> **Job**:
Quote the entries word for word. Omit the pictures.

> **Data**:
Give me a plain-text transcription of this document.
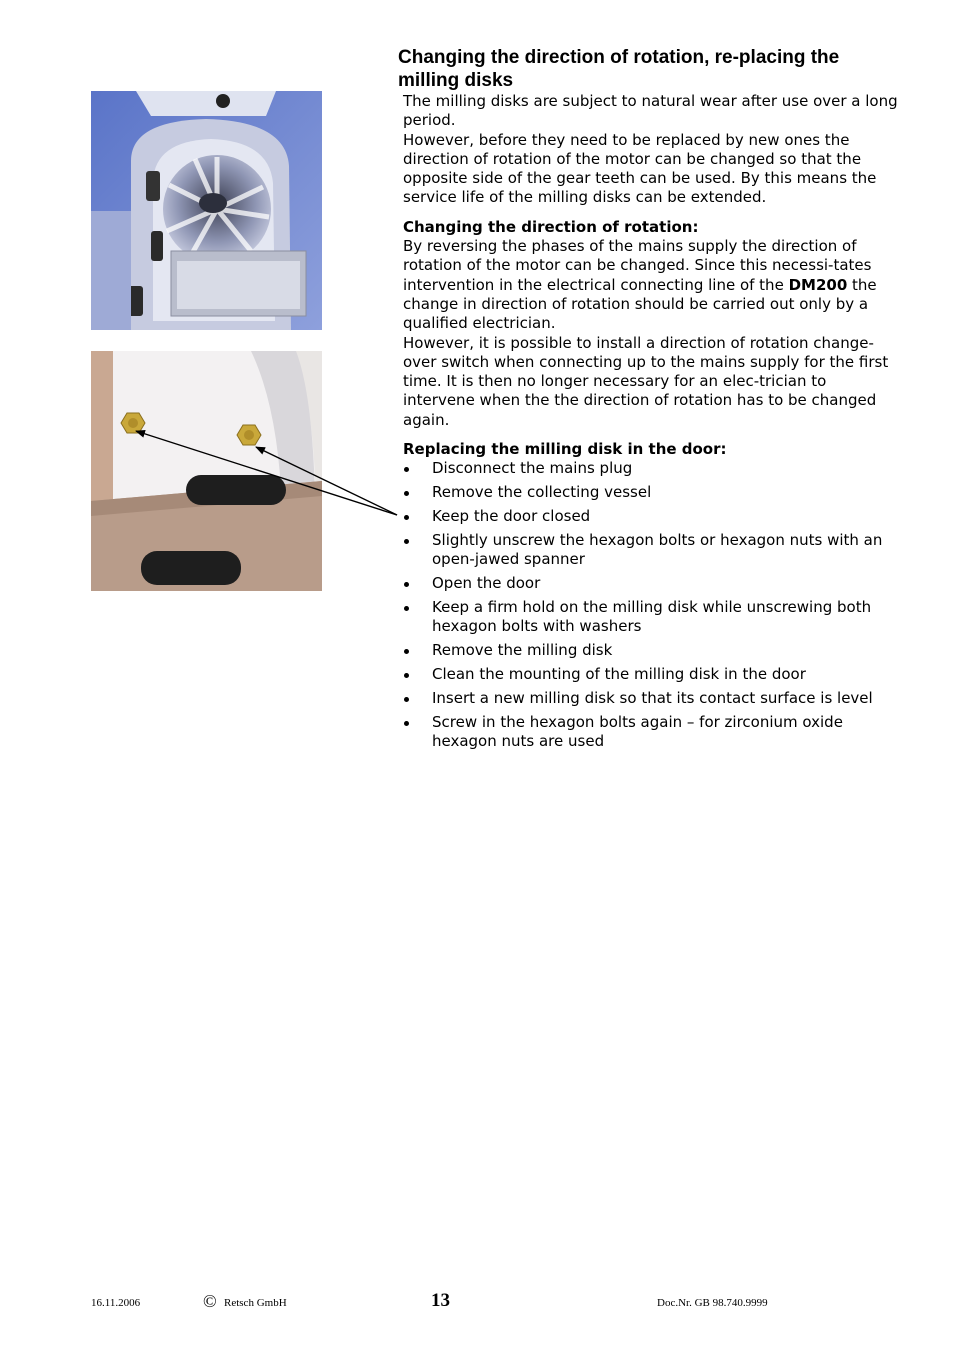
Changing the direction of rotation, re-placing the milling disks

The milling disks are subject to natural wear after use over a long period.

However, before they need to be replaced by new ones the direction of rotation of the motor can be changed so that the opposite side of the gear teeth can be used. By this means the service life of the milling disks can be extended.

Changing the direction of rotation:

By reversing the phases of the mains supply the direction of rotation of the motor can be changed. Since this necessi-tates intervention in the electrical connecting line of the DM200 the change in direction of rotation should be carried out only by a qualified electrician.

However, it is possible to install a direction of rotation change-over switch when connecting up to the mains supply for the first time. It is then no longer necessary for an elec-trician to intervene when the the direction of rotation has to be changed again.

Replacing the milling disk in the door:
Disconnect the mains plug
Remove the collecting vessel
Keep the door closed
Slightly unscrew the hexagon bolts or hexagon nuts with an open-jawed spanner
Open the door
Keep a firm hold on the milling disk while unscrewing both hexagon bolts with washers
Remove the milling disk
Clean the mounting of the milling disk in the door
Insert a new milling disk so that its contact surface is level
Screw in the hexagon bolts again – for zirconium oxide hexagon nuts are used
16.11.2006	© Retsch GmbH	13	Doc.Nr. GB 98.740.9999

> **Written answer**:
Give me a plain-text transcription of this document.
Changing the direction of rotation, re-placing the milling disks

The milling disks are subject to natural wear after use over a long period.

However, before they need to be replaced by new ones the direction of rotation of the motor can be changed so that the opposite side of the gear teeth can be used. By this means the service life of the milling disks can be extended.

Changing the direction of rotation:

By reversing the phases of the mains supply the direction of rotation of the motor can be changed. Since this necessi-tates intervention in the electrical connecting line of the DM200 the change in direction of rotation should be carried out only by a qualified electrician.

However, it is possible to install a direction of rotation change-over switch when connecting up to the mains supply for the first time. It is then no longer necessary for an elec-trician to intervene when the the direction of rotation has to be changed again.

Replacing the milling disk in the door:
Disconnect the mains plug
Remove the collecting vessel
Keep the door closed
Slightly unscrew the hexagon bolts or hexagon nuts with an open-jawed spanner
Open the door
Keep a firm hold on the milling disk while unscrewing both hexagon bolts with washers
Remove the milling disk
Clean the mounting of the milling disk in the door
Insert a new milling disk so that its contact surface is level
Screw in the hexagon bolts again – for zirconium oxide hexagon nuts are used
16.11.2006	© Retsch GmbH	13	Doc.Nr. GB 98.740.9999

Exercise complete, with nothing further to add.